* PROBLEM REQUIREMENTS *
Go over the entries below line by line, copying each one that contains the word "అవసరమ".

Data records
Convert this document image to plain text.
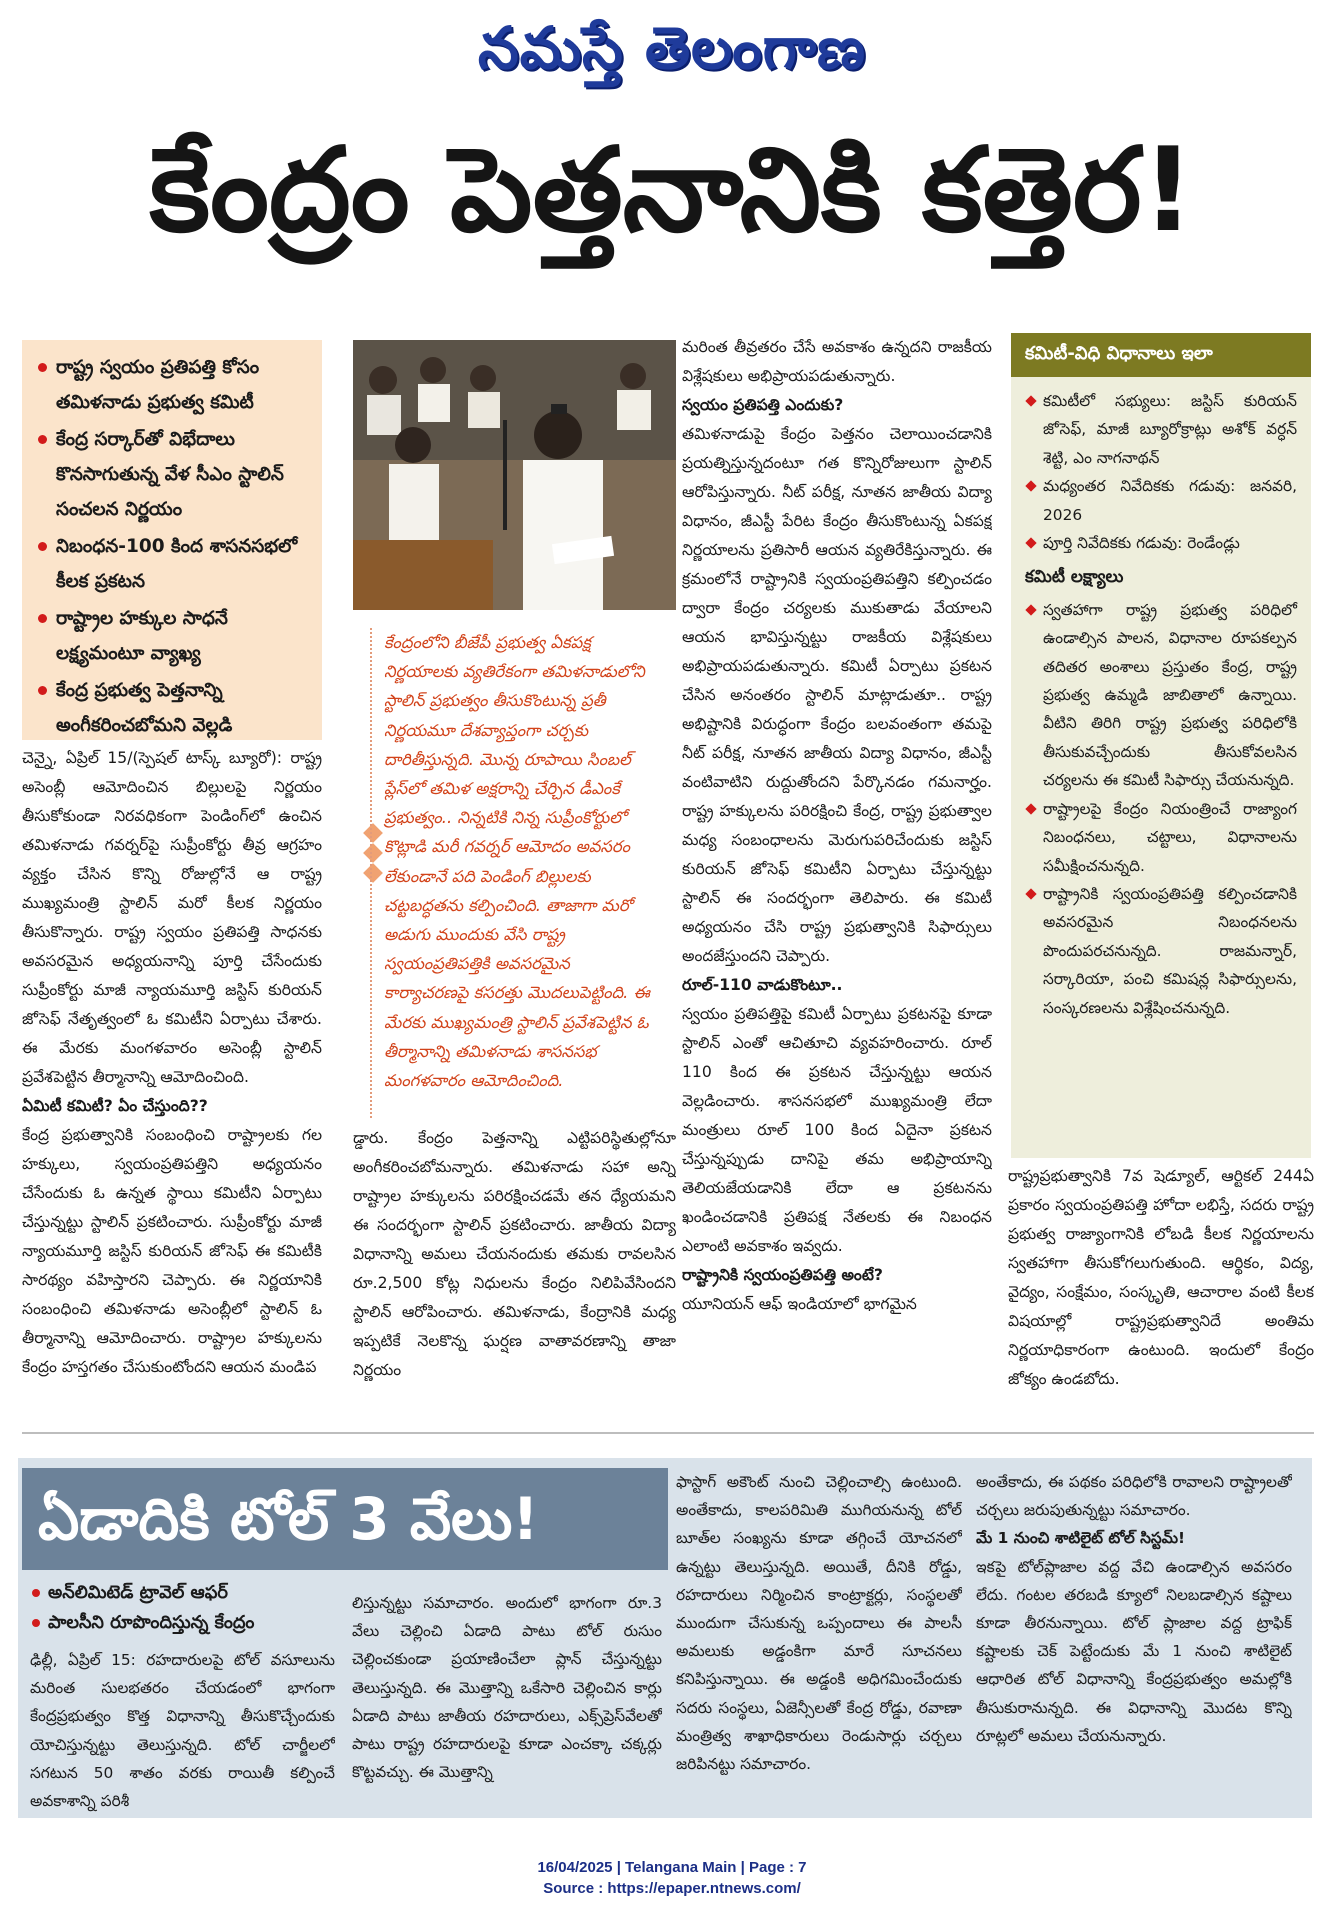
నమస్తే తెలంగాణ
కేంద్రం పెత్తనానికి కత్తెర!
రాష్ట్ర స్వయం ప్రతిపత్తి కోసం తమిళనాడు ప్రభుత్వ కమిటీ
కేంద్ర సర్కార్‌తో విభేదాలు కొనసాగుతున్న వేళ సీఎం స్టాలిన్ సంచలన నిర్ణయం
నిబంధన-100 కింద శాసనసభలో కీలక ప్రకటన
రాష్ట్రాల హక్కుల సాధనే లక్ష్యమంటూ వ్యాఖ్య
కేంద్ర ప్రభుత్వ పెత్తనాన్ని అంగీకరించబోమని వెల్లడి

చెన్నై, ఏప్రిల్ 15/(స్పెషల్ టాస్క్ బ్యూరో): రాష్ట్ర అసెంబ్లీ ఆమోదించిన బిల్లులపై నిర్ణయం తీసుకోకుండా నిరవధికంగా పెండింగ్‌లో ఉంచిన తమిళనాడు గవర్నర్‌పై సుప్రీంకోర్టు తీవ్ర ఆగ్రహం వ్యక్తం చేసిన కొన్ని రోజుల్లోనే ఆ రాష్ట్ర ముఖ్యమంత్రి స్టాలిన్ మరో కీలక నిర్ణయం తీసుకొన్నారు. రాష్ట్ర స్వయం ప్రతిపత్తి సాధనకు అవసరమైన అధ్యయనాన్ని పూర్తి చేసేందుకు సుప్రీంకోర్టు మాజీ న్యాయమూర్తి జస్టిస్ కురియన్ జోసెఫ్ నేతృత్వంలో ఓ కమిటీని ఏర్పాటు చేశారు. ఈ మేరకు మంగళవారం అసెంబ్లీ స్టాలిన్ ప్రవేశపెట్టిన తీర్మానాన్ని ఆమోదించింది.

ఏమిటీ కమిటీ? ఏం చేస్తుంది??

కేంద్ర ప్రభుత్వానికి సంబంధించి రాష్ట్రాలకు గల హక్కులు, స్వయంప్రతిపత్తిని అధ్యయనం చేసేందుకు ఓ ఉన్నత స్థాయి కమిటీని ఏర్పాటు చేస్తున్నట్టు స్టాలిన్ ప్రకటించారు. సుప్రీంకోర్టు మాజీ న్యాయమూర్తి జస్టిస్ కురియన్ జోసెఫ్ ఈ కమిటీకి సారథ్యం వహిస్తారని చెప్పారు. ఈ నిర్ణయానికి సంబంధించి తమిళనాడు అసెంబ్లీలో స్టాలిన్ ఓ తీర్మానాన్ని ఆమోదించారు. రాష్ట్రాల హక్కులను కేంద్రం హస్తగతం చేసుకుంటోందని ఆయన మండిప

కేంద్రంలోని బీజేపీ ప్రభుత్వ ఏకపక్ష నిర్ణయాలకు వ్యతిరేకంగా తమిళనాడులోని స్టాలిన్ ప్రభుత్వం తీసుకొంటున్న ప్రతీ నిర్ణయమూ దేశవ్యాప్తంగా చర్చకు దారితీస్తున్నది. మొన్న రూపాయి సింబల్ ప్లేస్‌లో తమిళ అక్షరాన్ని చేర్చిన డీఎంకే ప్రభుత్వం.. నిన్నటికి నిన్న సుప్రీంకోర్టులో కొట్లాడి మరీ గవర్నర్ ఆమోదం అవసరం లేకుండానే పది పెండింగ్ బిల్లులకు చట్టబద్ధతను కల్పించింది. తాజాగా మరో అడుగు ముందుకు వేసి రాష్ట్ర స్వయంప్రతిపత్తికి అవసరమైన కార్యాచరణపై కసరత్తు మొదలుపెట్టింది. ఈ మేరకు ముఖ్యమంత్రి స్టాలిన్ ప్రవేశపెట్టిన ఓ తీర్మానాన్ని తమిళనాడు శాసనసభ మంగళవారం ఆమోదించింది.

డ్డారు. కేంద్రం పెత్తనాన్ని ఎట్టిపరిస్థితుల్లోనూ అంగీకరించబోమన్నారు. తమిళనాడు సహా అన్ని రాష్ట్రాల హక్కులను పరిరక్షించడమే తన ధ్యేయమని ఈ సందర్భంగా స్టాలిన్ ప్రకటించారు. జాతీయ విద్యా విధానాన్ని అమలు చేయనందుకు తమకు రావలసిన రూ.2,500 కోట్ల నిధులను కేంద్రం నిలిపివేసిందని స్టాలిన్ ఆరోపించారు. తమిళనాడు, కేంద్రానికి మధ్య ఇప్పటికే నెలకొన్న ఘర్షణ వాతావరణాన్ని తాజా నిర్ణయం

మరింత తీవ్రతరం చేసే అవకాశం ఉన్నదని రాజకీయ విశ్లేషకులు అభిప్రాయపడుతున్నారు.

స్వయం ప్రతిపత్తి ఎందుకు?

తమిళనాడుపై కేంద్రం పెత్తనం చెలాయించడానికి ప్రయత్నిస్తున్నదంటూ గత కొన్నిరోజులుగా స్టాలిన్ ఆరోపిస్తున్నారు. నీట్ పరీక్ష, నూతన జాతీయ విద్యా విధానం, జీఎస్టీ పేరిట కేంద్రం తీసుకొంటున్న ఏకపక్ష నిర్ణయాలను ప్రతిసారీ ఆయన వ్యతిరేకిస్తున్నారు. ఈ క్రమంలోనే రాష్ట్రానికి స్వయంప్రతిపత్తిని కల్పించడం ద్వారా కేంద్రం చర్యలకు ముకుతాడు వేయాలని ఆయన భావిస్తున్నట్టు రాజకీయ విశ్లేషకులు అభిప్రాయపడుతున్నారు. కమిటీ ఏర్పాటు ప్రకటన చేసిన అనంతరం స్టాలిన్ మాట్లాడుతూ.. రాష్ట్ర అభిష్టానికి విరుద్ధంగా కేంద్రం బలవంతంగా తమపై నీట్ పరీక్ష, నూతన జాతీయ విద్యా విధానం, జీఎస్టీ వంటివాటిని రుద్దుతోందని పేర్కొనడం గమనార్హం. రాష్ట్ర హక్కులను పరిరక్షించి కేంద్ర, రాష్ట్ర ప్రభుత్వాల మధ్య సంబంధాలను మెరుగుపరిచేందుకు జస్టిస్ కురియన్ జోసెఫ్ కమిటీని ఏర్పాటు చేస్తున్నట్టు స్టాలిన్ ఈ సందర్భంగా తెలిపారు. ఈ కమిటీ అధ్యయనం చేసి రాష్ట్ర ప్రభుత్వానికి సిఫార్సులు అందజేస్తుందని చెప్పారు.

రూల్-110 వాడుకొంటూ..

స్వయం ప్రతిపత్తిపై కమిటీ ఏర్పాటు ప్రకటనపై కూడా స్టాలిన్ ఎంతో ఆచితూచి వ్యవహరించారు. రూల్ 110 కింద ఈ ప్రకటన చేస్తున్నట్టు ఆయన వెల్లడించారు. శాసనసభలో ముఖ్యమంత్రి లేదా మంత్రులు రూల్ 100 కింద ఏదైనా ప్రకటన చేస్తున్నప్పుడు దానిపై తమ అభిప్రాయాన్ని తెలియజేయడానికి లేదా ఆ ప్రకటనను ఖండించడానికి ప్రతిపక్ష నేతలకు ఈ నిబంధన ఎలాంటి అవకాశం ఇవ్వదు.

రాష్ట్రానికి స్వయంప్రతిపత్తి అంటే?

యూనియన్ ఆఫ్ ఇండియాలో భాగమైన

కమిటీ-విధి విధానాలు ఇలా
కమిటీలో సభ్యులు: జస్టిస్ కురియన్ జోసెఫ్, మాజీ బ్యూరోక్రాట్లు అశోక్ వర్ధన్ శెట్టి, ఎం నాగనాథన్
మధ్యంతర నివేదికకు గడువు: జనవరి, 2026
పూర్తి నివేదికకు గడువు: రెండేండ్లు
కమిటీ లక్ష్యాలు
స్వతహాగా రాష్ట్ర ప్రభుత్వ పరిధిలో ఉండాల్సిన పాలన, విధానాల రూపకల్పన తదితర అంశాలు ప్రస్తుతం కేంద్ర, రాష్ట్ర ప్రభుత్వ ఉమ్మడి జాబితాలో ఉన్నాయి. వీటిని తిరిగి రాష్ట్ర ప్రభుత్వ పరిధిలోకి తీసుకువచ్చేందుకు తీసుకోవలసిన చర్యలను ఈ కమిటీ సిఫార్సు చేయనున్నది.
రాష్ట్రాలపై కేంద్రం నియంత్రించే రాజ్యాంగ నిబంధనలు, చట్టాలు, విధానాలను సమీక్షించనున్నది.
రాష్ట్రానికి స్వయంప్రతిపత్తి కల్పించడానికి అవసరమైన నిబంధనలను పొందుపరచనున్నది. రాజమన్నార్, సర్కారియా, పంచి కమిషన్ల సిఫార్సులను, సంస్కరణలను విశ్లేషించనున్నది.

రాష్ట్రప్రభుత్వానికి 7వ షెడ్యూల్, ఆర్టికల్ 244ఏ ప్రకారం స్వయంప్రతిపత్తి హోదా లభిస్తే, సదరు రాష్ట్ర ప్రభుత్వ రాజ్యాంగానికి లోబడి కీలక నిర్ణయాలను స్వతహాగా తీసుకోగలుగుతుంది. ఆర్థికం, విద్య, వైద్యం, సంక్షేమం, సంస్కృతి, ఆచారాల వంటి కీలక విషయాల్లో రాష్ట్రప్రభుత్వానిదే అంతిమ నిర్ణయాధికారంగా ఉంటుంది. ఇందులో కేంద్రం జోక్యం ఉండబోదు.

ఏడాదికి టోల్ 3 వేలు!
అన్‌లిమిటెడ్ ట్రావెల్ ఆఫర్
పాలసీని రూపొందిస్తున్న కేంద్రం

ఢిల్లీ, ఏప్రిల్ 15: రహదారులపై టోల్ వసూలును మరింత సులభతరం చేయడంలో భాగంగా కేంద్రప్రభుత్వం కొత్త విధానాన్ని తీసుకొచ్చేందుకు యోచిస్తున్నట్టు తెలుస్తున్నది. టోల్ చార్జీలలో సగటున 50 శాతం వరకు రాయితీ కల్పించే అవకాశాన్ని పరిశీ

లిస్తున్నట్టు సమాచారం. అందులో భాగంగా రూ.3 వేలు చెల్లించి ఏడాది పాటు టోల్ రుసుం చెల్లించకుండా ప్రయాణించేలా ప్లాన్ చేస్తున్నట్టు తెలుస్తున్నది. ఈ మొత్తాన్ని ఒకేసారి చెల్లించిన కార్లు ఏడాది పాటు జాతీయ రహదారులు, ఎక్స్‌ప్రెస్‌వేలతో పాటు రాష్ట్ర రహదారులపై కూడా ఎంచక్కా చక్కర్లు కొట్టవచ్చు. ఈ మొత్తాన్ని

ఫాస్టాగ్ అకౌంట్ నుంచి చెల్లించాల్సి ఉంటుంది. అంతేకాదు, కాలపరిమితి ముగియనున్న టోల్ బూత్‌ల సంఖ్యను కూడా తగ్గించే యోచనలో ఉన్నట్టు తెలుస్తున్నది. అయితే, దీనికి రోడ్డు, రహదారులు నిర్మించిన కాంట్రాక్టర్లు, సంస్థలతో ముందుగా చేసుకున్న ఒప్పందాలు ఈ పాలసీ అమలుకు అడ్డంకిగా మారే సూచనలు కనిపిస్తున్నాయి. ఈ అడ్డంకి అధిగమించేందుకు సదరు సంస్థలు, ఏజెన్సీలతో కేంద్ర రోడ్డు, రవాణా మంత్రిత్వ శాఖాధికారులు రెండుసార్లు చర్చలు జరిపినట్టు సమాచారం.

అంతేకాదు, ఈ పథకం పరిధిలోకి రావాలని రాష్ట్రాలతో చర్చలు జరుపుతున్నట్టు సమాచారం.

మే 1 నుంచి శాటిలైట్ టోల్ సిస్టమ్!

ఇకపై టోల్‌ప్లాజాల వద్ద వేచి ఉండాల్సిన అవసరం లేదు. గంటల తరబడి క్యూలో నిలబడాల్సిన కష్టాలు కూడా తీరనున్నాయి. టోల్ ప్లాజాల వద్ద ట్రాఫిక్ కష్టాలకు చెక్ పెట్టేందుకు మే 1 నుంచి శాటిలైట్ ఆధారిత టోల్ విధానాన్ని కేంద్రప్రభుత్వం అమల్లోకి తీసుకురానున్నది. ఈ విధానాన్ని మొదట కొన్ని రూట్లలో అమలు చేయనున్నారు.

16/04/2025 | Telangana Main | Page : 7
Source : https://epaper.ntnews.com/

* REPLY *
చెన్నై, ఏప్రిల్ 15/(స్పెషల్ టాస్క్ బ్యూరో): రాష్ట్ర అసెంబ్లీ ఆమోదించిన బిల్లులపై నిర్ణయం తీసుకోకుండా నిరవధికంగా పెండింగ్‌లో ఉంచిన తమిళనాడు గవర్నర్‌పై సుప్రీంకోర్టు తీవ్ర ఆగ్రహం వ్యక్తం చేసిన కొన్ని రోజుల్లోనే ఆ రాష్ట్ర ముఖ్యమంత్రి స్టాలిన్ మరో కీలక నిర్ణయం తీసుకొన్నారు. రాష్ట్ర స్వయం ప్రతిపత్తి సాధనకు అవసరమైన అధ్యయనాన్ని పూర్తి చేసేందుకు సుప్రీంకోర్టు మాజీ న్యాయమూర్తి జస్టిస్ కురియన్ జోసెఫ్ నేతృత్వంలో ఓ కమిటీని ఏర్పాటు చేశారు. ఈ మేరకు మంగళవారం అసెంబ్లీ స్టాలిన్ ప్రవేశపెట్టిన తీర్మానాన్ని ఆమోదించింది.
కేంద్రంలోని బీజేపీ ప్రభుత్వ ఏకపక్ష నిర్ణయాలకు వ్యతిరేకంగా తమిళనాడులోని స్టాలిన్ ప్రభుత్వం తీసుకొంటున్న ప్రతీ నిర్ణయమూ దేశవ్యాప్తంగా చర్చకు దారితీస్తున్నది. మొన్న రూపాయి సింబల్ ప్లేస్‌లో తమిళ అక్షరాన్ని చేర్చిన డీఎంకే ప్రభుత్వం.. నిన్నటికి నిన్న సుప్రీంకోర్టులో కొట్లాడి మరీ గవర్నర్ ఆమోదం అవసరం లేకుండానే పది పెండింగ్ బిల్లులకు చట్టబద్ధతను కల్పించింది. తాజాగా మరో అడుగు ముందుకు వేసి రాష్ట్ర స్వయంప్రతిపత్తికి అవసరమైన కార్యాచరణపై కసరత్తు మొదలుపెట్టింది. ఈ మేరకు ముఖ్యమంత్రి స్టాలిన్ ప్రవేశపెట్టిన ఓ తీర్మానాన్ని తమిళనాడు శాసనసభ మంగళవారం ఆమోదించింది.
రాష్ట్రానికి స్వయంప్రతిపత్తి కల్పించడానికి అవసరమైన నిబంధనలను పొందుపరచనున్నది. రాజమన్నార్, సర్కారియా, పంచి కమిషన్ల సిఫార్సులను, సంస్కరణలను విశ్లేషించనున్నది.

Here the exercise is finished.